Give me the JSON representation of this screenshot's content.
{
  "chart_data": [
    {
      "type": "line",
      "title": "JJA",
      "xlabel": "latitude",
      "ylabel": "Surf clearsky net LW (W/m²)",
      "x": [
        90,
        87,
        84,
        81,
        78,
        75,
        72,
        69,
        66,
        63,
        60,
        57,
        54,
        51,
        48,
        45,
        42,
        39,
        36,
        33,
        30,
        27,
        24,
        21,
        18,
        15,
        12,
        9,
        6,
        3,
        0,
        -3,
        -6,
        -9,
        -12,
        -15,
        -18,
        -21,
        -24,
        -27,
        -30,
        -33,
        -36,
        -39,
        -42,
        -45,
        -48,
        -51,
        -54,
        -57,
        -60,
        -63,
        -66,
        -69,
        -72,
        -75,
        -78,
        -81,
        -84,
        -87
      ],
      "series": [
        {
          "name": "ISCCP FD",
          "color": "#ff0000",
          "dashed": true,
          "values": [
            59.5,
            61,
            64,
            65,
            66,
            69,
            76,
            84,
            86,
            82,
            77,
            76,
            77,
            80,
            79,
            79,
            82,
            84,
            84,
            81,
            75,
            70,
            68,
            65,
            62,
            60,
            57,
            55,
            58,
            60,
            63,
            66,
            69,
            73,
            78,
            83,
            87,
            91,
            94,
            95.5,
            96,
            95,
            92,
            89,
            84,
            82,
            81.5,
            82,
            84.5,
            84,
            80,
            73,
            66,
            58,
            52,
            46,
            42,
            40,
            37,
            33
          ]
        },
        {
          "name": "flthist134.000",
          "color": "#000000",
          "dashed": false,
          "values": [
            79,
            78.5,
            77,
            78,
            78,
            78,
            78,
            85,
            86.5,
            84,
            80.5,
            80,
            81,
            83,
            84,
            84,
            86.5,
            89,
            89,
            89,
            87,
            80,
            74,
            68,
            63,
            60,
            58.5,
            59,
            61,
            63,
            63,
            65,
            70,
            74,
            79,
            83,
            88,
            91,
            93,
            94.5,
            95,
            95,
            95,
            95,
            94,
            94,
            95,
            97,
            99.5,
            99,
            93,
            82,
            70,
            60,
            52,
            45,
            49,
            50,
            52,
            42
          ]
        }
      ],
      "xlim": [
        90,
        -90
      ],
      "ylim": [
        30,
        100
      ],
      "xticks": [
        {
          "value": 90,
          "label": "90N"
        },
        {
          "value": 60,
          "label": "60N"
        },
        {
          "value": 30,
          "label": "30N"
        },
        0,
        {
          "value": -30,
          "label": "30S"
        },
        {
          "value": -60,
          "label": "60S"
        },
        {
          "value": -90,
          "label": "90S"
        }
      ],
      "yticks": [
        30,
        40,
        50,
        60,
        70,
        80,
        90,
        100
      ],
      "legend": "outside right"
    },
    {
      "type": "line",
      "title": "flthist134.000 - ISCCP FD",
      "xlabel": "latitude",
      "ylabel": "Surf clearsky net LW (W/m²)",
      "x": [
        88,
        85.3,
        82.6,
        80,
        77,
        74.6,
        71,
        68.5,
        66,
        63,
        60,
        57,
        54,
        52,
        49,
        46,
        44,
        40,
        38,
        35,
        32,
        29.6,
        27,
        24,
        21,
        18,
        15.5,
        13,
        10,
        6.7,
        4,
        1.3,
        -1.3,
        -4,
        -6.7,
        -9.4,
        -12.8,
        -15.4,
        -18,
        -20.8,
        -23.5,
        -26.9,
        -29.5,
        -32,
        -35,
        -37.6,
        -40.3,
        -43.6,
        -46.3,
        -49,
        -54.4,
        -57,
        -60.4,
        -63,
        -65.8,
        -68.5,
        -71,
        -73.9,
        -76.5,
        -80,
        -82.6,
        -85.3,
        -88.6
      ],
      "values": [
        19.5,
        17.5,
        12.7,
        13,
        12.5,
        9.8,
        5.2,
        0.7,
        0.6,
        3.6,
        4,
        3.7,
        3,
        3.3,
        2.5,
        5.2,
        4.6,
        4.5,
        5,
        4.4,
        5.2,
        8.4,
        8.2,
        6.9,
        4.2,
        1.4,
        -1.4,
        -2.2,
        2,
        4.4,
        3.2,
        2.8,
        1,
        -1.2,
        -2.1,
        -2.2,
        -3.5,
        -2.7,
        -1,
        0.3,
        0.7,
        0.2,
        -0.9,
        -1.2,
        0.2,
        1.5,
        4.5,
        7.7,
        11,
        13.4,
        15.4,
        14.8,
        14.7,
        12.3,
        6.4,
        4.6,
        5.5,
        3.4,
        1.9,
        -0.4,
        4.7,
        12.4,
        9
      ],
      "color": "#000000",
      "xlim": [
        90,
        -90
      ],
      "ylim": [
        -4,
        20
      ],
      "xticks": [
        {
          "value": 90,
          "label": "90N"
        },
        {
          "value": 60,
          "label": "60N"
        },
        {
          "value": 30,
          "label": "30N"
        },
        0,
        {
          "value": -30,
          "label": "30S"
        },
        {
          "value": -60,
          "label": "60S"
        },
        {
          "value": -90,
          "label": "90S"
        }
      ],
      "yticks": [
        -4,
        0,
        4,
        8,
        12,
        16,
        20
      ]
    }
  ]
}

****************************************

__WHAT THE TASK REQUIRES__. Transcribe all of the material exactly. Omit nothing.

__SOLUTION TO THE PROBLEM__.
Give me the JSON representation of this screenshot's content.
{
  "chart_data": [
    {
      "type": "line",
      "title": "JJA",
      "xlabel": "latitude",
      "ylabel": "Surf clearsky net LW (W/m²)",
      "x": [
        90,
        87,
        84,
        81,
        78,
        75,
        72,
        69,
        66,
        63,
        60,
        57,
        54,
        51,
        48,
        45,
        42,
        39,
        36,
        33,
        30,
        27,
        24,
        21,
        18,
        15,
        12,
        9,
        6,
        3,
        0,
        -3,
        -6,
        -9,
        -12,
        -15,
        -18,
        -21,
        -24,
        -27,
        -30,
        -33,
        -36,
        -39,
        -42,
        -45,
        -48,
        -51,
        -54,
        -57,
        -60,
        -63,
        -66,
        -69,
        -72,
        -75,
        -78,
        -81,
        -84,
        -87
      ],
      "series": [
        {
          "name": "ISCCP FD",
          "color": "#ff0000",
          "dashed": true,
          "values": [
            59.5,
            61,
            64,
            65,
            66,
            69,
            76,
            84,
            86,
            82,
            77,
            76,
            77,
            80,
            79,
            79,
            82,
            84,
            84,
            81,
            75,
            70,
            68,
            65,
            62,
            60,
            57,
            55,
            58,
            60,
            63,
            66,
            69,
            73,
            78,
            83,
            87,
            91,
            94,
            95.5,
            96,
            95,
            92,
            89,
            84,
            82,
            81.5,
            82,
            84.5,
            84,
            80,
            73,
            66,
            58,
            52,
            46,
            42,
            40,
            37,
            33
          ]
        },
        {
          "name": "flthist134.000",
          "color": "#000000",
          "dashed": false,
          "values": [
            79,
            78.5,
            77,
            78,
            78,
            78,
            78,
            85,
            86.5,
            84,
            80.5,
            80,
            81,
            83,
            84,
            84,
            86.5,
            89,
            89,
            89,
            87,
            80,
            74,
            68,
            63,
            60,
            58.5,
            59,
            61,
            63,
            63,
            65,
            70,
            74,
            79,
            83,
            88,
            91,
            93,
            94.5,
            95,
            95,
            95,
            95,
            94,
            94,
            95,
            97,
            99.5,
            99,
            93,
            82,
            70,
            60,
            52,
            45,
            49,
            50,
            52,
            42
          ]
        }
      ],
      "xlim": [
        90,
        -90
      ],
      "ylim": [
        30,
        100
      ],
      "xticks": [
        {
          "value": 90,
          "label": "90N"
        },
        {
          "value": 60,
          "label": "60N"
        },
        {
          "value": 30,
          "label": "30N"
        },
        0,
        {
          "value": -30,
          "label": "30S"
        },
        {
          "value": -60,
          "label": "60S"
        },
        {
          "value": -90,
          "label": "90S"
        }
      ],
      "yticks": [
        30,
        40,
        50,
        60,
        70,
        80,
        90,
        100
      ],
      "legend": "outside right"
    },
    {
      "type": "line",
      "title": "flthist134.000 - ISCCP FD",
      "xlabel": "latitude",
      "ylabel": "Surf clearsky net LW (W/m²)",
      "x": [
        88,
        85.3,
        82.6,
        80,
        77,
        74.6,
        71,
        68.5,
        66,
        63,
        60,
        57,
        54,
        52,
        49,
        46,
        44,
        40,
        38,
        35,
        32,
        29.6,
        27,
        24,
        21,
        18,
        15.5,
        13,
        10,
        6.7,
        4,
        1.3,
        -1.3,
        -4,
        -6.7,
        -9.4,
        -12.8,
        -15.4,
        -18,
        -20.8,
        -23.5,
        -26.9,
        -29.5,
        -32,
        -35,
        -37.6,
        -40.3,
        -43.6,
        -46.3,
        -49,
        -54.4,
        -57,
        -60.4,
        -63,
        -65.8,
        -68.5,
        -71,
        -73.9,
        -76.5,
        -80,
        -82.6,
        -85.3,
        -88.6
      ],
      "values": [
        19.5,
        17.5,
        12.7,
        13,
        12.5,
        9.8,
        5.2,
        0.7,
        0.6,
        3.6,
        4,
        3.7,
        3,
        3.3,
        2.5,
        5.2,
        4.6,
        4.5,
        5,
        4.4,
        5.2,
        8.4,
        8.2,
        6.9,
        4.2,
        1.4,
        -1.4,
        -2.2,
        2,
        4.4,
        3.2,
        2.8,
        1,
        -1.2,
        -2.1,
        -2.2,
        -3.5,
        -2.7,
        -1,
        0.3,
        0.7,
        0.2,
        -0.9,
        -1.2,
        0.2,
        1.5,
        4.5,
        7.7,
        11,
        13.4,
        15.4,
        14.8,
        14.7,
        12.3,
        6.4,
        4.6,
        5.5,
        3.4,
        1.9,
        -0.4,
        4.7,
        12.4,
        9
      ],
      "color": "#000000",
      "xlim": [
        90,
        -90
      ],
      "ylim": [
        -4,
        20
      ],
      "xticks": [
        {
          "value": 90,
          "label": "90N"
        },
        {
          "value": 60,
          "label": "60N"
        },
        {
          "value": 30,
          "label": "30N"
        },
        0,
        {
          "value": -30,
          "label": "30S"
        },
        {
          "value": -60,
          "label": "60S"
        },
        {
          "value": -90,
          "label": "90S"
        }
      ],
      "yticks": [
        -4,
        0,
        4,
        8,
        12,
        16,
        20
      ]
    }
  ]
}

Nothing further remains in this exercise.